What is required:
Look for the word "message" in the entries below, then copy every line that has it.

Items from a dataset
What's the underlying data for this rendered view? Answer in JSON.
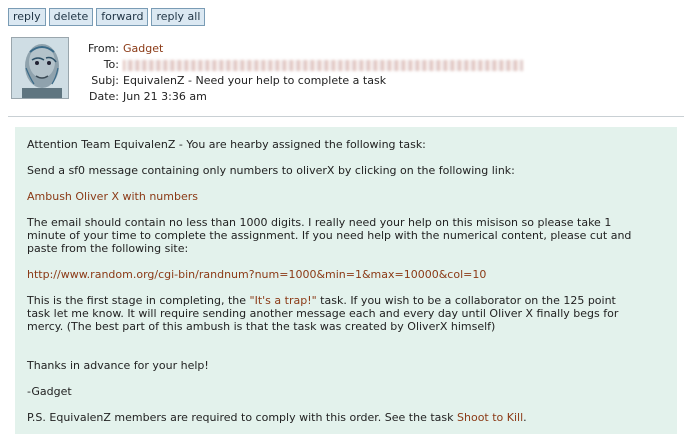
{
  "toolbar": {
    "reply": "reply",
    "delete": "delete",
    "forward": "forward",
    "reply_all": "reply all"
  },
  "header": {
    "from_label": "From:",
    "from_value": "Gadget",
    "to_label": "To:",
    "to_value": "",
    "subj_label": "Subj:",
    "subj_value": "EquivalenZ - Need your help to complete a task",
    "date_label": "Date:",
    "date_value": "Jun 21 3:36 am"
  },
  "message": {
    "p1": "Attention Team EquivalenZ - You are hearby assigned the following task:",
    "p2": "Send a sf0 message containing only numbers to oliverX by clicking on the following link:",
    "ambush_link": "Ambush Oliver X with numbers",
    "p3_line1": "The email should contain no less than 1000 digits. I really need your help on this misison so please take 1",
    "p3_line2": "minute of your time to complete the assignment. If you need help with the numerical content, please cut and",
    "p3_line3": "paste from the following site:",
    "random_link": "http://www.random.org/cgi-bin/randnum?num=1000&min=1&max=10000&col=10",
    "p4_line1_pre": "This is the first stage in completing, the ",
    "trap_link": "\"It's a trap!\"",
    "p4_line1_post": " task. If you wish to be a collaborator on the 125 point",
    "p4_line2": "task let me know. It will require sending another message each and every day until Oliver X finally begs for",
    "p4_line3": "mercy. (The best part of this ambush is that the task was created by OliverX himself)",
    "thanks": "Thanks in advance for your help!",
    "signature": "-Gadget",
    "ps_pre": "P.S. EquivalenZ members are required to comply with this order. See the task ",
    "ps_link": "Shoot to Kill",
    "ps_post": "."
  },
  "colors": {
    "link": "#8b3a16",
    "body_bg": "#e3f2ec",
    "button_bg": "#dbe8f2"
  }
}
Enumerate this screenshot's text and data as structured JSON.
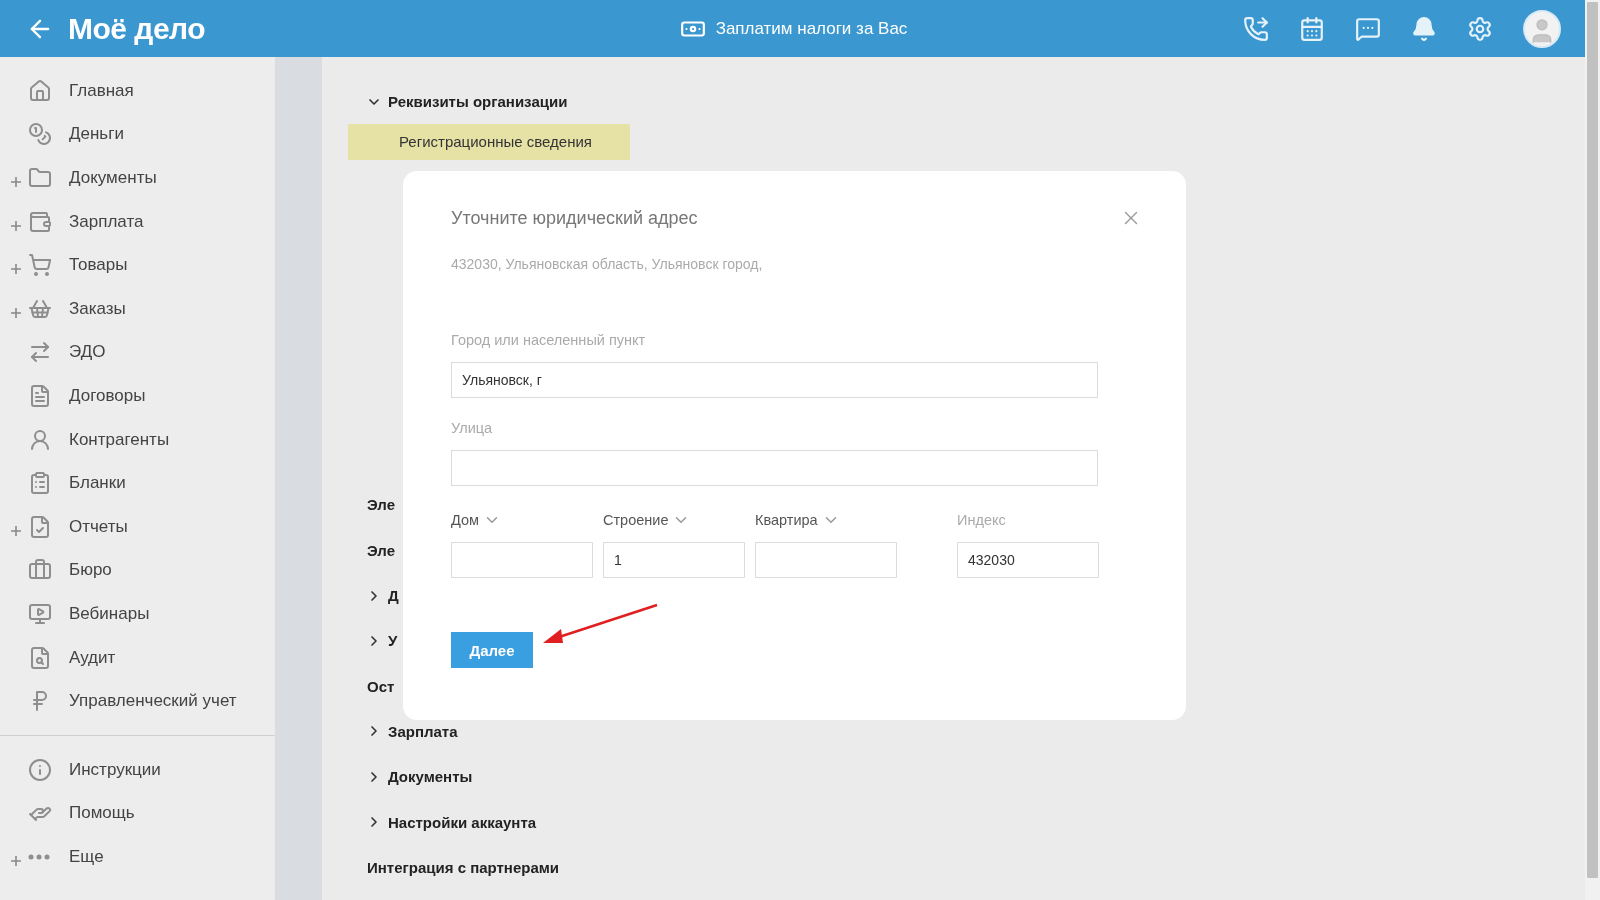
{
  "header": {
    "logo": "Моё дело",
    "promo": "Заплатим налоги за Вас"
  },
  "sidebar": {
    "items": [
      {
        "label": "Главная",
        "expandable": false
      },
      {
        "label": "Деньги",
        "expandable": false
      },
      {
        "label": "Документы",
        "expandable": true
      },
      {
        "label": "Зарплата",
        "expandable": true
      },
      {
        "label": "Товары",
        "expandable": true
      },
      {
        "label": "Заказы",
        "expandable": true
      },
      {
        "label": "ЭДО",
        "expandable": false
      },
      {
        "label": "Договоры",
        "expandable": false
      },
      {
        "label": "Контрагенты",
        "expandable": false
      },
      {
        "label": "Бланки",
        "expandable": false
      },
      {
        "label": "Отчеты",
        "expandable": true
      },
      {
        "label": "Бюро",
        "expandable": false
      },
      {
        "label": "Вебинары",
        "expandable": false
      },
      {
        "label": "Аудит",
        "expandable": false
      },
      {
        "label": "Управленческий учет",
        "expandable": false
      }
    ],
    "bottom_items": [
      {
        "label": "Инструкции",
        "expandable": false
      },
      {
        "label": "Помощь",
        "expandable": false
      },
      {
        "label": "Еще",
        "expandable": true
      }
    ]
  },
  "settings": {
    "sections": [
      {
        "label": "Реквизиты организации",
        "kind": "group",
        "expanded": true,
        "children": [
          {
            "label": "Регистрационные сведения",
            "selected": true
          }
        ]
      },
      {
        "label": "Эле",
        "kind": "heading"
      },
      {
        "label": "Эле",
        "kind": "heading"
      },
      {
        "label": "Д",
        "kind": "group",
        "expanded": false
      },
      {
        "label": "У",
        "kind": "group",
        "expanded": false
      },
      {
        "label": "Ост",
        "kind": "heading"
      },
      {
        "label": "Зарплата",
        "kind": "group",
        "expanded": false
      },
      {
        "label": "Документы",
        "kind": "group",
        "expanded": false
      },
      {
        "label": "Настройки аккаунта",
        "kind": "group",
        "expanded": false
      },
      {
        "label": "Интеграция с партнерами",
        "kind": "heading"
      }
    ]
  },
  "dialog": {
    "title": "Уточните юридический адрес",
    "address": "432030, Ульяновская область, Ульяновск город,",
    "fields": [
      {
        "label": "Город или населенный пункт",
        "value": "Ульяновск, г"
      },
      {
        "label": "Улица"
      }
    ],
    "parts": [
      {
        "label": "Дом",
        "kind": "dropdown"
      },
      {
        "label": "Строение",
        "kind": "dropdown",
        "value": "1"
      },
      {
        "label": "Квартира",
        "kind": "dropdown"
      },
      {
        "label": "Индекс",
        "kind": "plain",
        "value": "432030"
      }
    ],
    "button": "Далее"
  }
}
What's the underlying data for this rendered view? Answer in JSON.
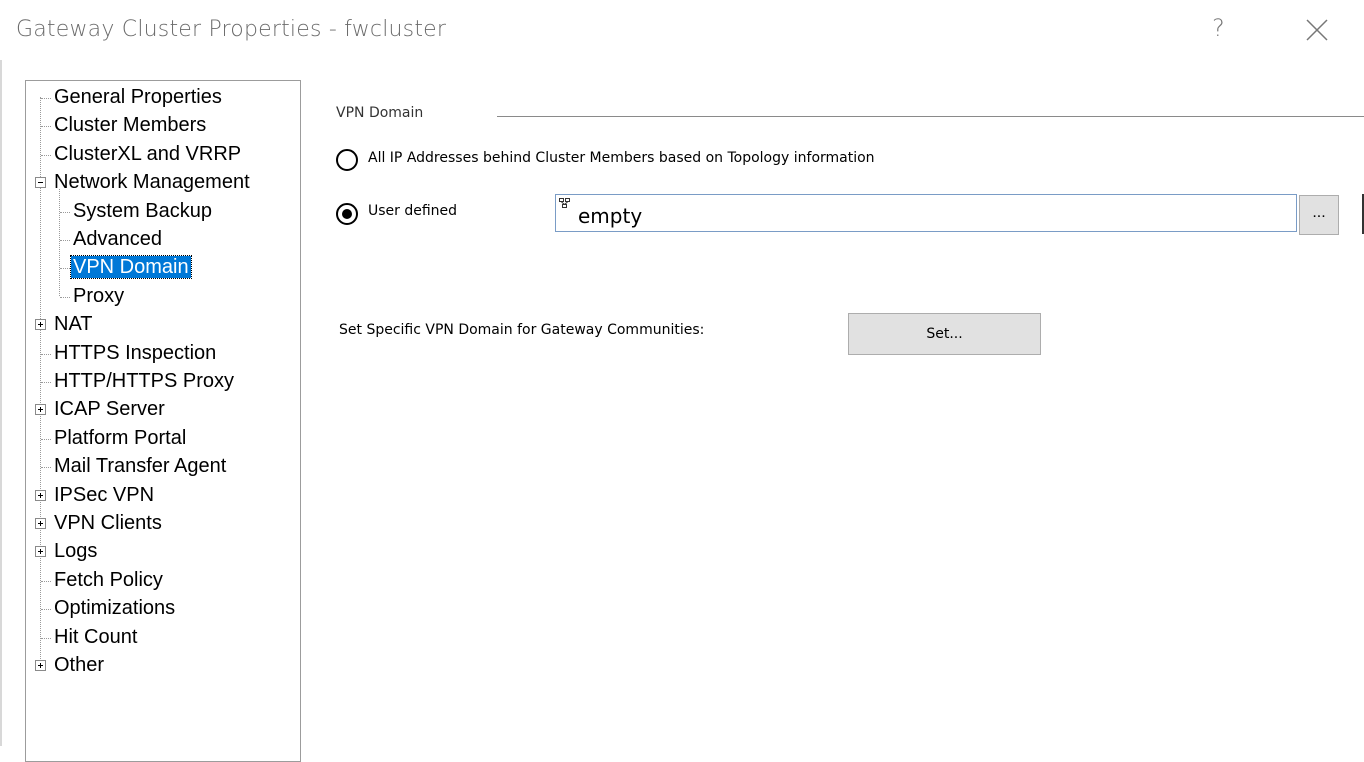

Full response:
  "message": {
    "p2": "Send a sf0 message containing only numbers to oliverX by clicking on the following link:",
    "p4_line2": "task let me know. It will require sending another message each and every day until Oliver X finally begs for",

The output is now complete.